Task brief: Restate each of the lines below word for word and drop every picture.

Data listing:
··········

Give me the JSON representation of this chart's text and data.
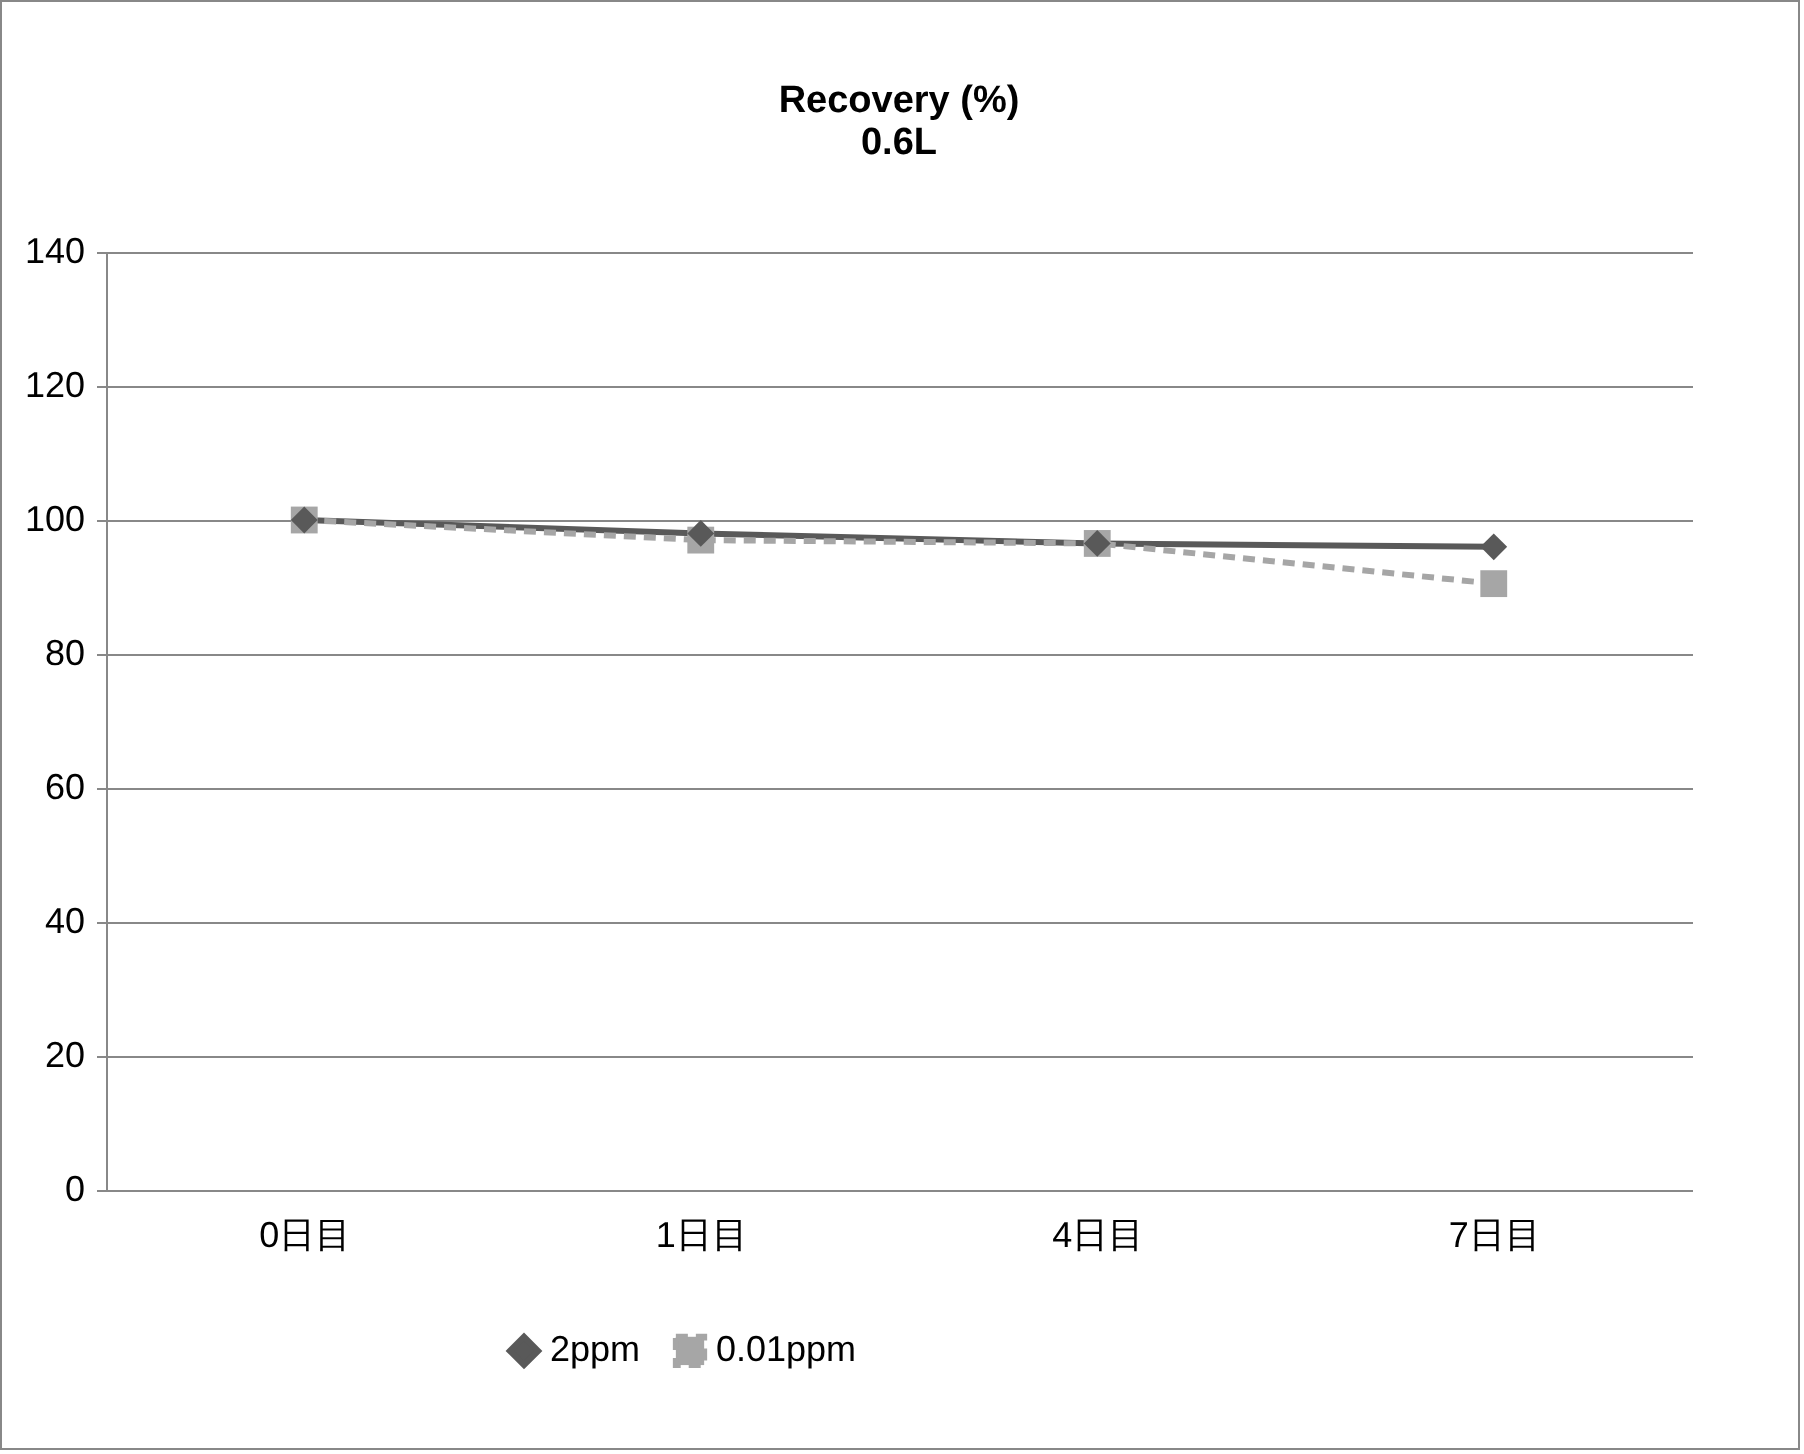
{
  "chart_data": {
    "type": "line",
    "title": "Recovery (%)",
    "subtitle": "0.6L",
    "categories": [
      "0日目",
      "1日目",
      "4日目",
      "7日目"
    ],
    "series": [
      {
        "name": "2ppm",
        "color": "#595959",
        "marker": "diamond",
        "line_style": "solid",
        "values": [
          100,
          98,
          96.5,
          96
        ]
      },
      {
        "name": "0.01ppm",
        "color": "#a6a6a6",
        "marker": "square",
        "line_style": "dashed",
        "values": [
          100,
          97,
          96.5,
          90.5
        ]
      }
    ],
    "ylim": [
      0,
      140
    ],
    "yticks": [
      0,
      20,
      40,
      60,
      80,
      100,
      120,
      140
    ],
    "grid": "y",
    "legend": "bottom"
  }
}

··········

Task output:
Give me the JSON representation of this chart's text and data.
{
  "chart_data": {
    "type": "line",
    "title": "Recovery (%)",
    "subtitle": "0.6L",
    "categories": [
      "0日目",
      "1日目",
      "4日目",
      "7日目"
    ],
    "series": [
      {
        "name": "2ppm",
        "color": "#595959",
        "marker": "diamond",
        "line_style": "solid",
        "values": [
          100,
          98,
          96.5,
          96
        ]
      },
      {
        "name": "0.01ppm",
        "color": "#a6a6a6",
        "marker": "square",
        "line_style": "dashed",
        "values": [
          100,
          97,
          96.5,
          90.5
        ]
      }
    ],
    "ylim": [
      0,
      140
    ],
    "yticks": [
      0,
      20,
      40,
      60,
      80,
      100,
      120,
      140
    ],
    "grid": "y",
    "legend": "bottom"
  }
}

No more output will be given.